Extract all lines that hold "Примѣчаніе" from the records below.

╭─ RECORDED DATA

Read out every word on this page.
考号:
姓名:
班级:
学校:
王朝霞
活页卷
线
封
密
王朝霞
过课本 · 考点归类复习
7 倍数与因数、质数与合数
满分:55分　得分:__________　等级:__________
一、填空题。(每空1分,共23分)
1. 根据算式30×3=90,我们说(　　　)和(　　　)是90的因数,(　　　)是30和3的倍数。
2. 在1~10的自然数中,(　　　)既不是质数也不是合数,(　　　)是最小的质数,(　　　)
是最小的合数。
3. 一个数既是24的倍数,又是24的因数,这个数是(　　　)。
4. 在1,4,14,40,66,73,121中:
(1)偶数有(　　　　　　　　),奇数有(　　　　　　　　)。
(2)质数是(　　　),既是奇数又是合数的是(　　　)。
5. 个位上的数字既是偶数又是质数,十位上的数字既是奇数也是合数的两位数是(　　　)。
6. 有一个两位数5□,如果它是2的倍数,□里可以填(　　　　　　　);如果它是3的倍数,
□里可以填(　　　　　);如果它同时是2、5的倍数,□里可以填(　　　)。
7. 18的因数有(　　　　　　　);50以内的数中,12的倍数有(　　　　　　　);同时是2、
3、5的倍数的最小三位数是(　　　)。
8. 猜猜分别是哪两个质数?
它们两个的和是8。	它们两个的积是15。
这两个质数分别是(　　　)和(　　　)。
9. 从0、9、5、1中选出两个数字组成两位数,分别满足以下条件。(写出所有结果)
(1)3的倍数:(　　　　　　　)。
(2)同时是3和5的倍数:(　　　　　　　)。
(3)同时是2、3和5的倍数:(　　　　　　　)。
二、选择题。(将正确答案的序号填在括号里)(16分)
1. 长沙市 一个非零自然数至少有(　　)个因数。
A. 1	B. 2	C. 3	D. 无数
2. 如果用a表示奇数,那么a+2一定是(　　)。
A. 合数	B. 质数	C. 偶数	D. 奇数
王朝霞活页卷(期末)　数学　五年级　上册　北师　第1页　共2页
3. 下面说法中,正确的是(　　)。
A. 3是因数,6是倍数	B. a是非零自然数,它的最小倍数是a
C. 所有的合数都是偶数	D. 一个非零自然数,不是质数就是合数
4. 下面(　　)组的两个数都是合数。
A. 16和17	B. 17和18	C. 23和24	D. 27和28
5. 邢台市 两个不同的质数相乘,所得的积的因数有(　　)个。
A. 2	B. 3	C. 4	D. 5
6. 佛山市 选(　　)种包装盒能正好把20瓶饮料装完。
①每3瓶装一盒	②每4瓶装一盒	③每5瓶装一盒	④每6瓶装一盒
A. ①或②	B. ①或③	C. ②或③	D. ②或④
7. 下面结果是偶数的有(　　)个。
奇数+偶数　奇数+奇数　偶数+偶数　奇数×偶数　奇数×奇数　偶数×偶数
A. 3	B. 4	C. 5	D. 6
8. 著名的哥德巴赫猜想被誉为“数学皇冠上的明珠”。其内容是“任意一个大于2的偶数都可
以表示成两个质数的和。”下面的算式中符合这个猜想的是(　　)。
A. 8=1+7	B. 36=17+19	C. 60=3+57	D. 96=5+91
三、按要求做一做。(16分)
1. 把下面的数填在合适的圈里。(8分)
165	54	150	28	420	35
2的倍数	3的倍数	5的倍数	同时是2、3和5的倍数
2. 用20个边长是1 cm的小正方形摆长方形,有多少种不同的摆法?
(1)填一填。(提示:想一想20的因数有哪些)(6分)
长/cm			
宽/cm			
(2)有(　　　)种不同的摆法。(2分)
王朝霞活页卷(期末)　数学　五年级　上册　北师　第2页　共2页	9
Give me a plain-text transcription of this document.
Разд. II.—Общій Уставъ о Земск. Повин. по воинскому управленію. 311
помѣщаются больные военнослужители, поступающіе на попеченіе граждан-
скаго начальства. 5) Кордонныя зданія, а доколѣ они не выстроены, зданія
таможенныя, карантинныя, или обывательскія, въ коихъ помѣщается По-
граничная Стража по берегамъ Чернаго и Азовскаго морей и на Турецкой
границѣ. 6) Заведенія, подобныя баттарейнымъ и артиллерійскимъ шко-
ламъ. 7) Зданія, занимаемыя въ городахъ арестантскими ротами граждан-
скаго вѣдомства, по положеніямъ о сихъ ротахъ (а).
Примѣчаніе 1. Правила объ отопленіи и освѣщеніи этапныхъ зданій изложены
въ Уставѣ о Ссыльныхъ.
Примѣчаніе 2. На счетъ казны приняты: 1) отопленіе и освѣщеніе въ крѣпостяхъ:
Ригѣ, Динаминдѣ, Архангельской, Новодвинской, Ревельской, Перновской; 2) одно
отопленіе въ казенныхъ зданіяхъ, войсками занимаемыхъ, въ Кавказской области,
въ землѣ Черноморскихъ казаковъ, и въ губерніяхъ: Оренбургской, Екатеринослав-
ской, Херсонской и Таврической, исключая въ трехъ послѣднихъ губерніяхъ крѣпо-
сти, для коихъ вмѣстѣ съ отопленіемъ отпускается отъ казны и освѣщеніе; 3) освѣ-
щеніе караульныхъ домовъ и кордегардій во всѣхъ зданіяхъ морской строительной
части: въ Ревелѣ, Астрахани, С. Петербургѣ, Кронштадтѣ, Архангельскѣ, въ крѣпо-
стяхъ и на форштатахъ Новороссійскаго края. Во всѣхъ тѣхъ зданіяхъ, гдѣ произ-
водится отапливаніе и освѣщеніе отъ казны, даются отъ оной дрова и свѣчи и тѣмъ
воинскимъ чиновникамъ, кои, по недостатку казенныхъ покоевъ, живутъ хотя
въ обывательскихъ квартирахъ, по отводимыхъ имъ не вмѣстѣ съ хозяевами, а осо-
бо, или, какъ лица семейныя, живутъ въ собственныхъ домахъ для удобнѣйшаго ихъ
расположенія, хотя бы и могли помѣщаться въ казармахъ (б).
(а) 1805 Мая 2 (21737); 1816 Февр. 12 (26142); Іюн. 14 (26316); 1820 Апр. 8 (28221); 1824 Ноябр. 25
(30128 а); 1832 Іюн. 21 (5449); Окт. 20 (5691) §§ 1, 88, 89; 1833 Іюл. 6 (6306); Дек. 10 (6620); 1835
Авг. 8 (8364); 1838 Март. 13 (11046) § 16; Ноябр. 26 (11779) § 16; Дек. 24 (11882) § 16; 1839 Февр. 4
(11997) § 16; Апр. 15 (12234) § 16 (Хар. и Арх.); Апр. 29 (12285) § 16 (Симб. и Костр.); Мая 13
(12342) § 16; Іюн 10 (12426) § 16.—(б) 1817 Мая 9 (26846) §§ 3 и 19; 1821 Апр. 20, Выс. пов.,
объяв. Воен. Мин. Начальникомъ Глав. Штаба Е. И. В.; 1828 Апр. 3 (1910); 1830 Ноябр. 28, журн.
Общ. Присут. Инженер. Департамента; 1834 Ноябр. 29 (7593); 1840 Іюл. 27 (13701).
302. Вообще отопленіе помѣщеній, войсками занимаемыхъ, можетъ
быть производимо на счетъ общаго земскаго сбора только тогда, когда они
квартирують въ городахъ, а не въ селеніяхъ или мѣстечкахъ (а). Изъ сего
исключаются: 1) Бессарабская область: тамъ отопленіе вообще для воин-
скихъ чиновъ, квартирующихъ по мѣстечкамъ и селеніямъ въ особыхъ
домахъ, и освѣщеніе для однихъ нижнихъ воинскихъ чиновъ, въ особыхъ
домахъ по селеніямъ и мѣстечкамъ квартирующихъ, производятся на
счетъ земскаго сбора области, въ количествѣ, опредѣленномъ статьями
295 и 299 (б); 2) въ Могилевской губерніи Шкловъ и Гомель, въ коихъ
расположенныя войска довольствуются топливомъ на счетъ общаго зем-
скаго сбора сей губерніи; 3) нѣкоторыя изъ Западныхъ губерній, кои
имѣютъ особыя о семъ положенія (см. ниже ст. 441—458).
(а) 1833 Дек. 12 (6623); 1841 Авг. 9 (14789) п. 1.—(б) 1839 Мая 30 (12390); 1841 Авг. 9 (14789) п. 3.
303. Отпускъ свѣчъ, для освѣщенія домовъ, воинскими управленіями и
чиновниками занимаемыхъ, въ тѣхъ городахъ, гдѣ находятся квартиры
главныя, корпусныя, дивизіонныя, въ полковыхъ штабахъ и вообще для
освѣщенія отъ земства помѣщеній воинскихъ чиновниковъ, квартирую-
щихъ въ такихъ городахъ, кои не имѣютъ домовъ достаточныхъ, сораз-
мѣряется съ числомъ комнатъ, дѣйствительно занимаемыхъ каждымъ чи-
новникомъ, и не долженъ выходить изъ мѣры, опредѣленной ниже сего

╰─

WRITTEN SOLUTION |
Примѣчаніе 1. Правила объ отопленіи и освѣщеніи этапныхъ зданій изложены
Примѣчаніе 2. На счетъ казны приняты: 1) отопленіе и освѣщеніе въ крѣпостяхъ:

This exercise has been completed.